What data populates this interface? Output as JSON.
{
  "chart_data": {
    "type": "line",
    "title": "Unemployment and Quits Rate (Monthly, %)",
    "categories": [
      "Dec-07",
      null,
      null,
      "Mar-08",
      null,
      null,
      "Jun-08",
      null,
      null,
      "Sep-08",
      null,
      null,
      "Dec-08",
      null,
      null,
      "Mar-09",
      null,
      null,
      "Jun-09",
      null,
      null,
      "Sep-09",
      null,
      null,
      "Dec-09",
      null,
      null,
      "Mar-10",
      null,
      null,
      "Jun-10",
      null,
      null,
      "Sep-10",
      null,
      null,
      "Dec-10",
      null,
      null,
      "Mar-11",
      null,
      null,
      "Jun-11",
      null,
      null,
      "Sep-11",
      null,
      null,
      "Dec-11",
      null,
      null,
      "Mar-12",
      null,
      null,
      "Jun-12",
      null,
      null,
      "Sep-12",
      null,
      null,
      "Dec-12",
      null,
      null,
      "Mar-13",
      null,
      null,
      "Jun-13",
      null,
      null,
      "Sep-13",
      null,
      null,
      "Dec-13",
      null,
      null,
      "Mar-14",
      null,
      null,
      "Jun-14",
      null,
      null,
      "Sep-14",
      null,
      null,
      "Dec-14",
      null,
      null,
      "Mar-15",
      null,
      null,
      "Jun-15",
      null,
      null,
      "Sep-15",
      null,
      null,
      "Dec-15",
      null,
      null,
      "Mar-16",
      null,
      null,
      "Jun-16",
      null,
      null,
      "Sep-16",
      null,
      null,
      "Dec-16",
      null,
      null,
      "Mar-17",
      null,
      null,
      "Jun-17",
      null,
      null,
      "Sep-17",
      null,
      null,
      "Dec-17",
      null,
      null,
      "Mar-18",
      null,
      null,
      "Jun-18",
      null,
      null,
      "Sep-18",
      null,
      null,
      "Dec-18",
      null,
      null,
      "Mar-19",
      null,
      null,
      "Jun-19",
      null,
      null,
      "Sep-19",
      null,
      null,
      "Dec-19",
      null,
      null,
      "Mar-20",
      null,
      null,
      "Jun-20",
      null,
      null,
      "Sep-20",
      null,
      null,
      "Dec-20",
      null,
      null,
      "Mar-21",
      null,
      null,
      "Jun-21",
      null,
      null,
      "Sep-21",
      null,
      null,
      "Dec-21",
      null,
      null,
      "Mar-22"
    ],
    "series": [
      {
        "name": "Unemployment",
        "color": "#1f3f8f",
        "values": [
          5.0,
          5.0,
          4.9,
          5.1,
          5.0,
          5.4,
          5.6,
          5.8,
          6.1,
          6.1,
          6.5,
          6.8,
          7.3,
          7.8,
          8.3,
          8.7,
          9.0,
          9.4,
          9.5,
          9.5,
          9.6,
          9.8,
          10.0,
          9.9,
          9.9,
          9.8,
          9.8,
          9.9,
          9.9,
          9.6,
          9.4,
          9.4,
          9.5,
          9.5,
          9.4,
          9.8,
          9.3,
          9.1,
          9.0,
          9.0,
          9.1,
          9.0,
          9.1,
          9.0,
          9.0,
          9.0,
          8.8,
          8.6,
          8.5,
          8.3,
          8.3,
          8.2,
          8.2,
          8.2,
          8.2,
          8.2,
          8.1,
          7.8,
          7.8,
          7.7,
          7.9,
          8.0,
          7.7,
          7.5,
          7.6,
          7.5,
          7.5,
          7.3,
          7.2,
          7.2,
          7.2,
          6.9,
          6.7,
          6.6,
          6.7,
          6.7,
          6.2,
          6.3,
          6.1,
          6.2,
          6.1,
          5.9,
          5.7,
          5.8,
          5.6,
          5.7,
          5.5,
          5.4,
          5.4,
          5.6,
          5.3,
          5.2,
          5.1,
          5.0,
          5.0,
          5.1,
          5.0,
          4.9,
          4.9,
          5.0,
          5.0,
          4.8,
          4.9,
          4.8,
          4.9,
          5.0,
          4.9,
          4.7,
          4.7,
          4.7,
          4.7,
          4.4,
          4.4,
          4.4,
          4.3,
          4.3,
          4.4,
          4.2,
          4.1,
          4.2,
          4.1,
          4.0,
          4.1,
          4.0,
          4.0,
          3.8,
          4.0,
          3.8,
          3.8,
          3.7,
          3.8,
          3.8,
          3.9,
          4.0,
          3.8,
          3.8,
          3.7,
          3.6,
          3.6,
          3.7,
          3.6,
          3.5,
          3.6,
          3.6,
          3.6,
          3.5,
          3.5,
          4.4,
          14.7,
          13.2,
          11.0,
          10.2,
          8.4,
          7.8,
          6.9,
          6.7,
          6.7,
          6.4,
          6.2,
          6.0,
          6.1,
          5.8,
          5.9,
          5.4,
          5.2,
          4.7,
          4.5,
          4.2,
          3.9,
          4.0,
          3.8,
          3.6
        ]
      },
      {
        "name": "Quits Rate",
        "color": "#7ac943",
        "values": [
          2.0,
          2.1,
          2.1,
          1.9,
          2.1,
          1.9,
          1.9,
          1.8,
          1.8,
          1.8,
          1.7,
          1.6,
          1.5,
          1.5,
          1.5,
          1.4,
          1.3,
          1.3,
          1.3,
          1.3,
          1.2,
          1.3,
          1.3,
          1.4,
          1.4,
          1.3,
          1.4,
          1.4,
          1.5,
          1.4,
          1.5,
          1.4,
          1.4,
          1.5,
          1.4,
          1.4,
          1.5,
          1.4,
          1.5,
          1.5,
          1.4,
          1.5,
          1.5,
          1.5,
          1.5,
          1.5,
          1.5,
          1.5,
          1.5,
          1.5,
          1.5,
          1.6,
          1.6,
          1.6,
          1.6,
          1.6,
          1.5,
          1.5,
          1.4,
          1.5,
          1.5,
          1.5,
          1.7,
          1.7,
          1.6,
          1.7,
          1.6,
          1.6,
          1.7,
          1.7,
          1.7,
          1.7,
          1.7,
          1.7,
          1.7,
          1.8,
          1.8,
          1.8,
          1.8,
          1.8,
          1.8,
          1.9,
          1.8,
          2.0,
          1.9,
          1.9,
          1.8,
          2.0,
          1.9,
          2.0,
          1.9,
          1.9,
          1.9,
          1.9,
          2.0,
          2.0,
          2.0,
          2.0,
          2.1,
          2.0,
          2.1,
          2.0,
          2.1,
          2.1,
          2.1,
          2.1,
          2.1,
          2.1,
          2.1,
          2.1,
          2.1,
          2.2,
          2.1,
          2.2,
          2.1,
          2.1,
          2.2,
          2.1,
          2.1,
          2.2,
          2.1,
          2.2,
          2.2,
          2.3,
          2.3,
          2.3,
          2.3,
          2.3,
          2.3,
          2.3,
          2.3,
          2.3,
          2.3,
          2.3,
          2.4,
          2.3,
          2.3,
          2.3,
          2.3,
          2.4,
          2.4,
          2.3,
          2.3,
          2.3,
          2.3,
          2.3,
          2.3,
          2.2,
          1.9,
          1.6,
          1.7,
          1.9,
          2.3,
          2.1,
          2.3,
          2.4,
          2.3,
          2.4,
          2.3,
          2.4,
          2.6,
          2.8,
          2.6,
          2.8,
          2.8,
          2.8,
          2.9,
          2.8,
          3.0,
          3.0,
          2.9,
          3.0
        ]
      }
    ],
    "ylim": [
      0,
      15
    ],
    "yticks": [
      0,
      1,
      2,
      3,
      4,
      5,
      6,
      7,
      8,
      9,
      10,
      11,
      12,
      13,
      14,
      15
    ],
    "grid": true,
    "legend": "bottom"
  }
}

□ □ □ □ □ □ □

**Work to be completed**:
Show every line from the listing above in which the string "Quits" appears.

**The output**:
    "title": "Unemployment and Quits Rate (Monthly, %)",
        "name": "Quits Rate",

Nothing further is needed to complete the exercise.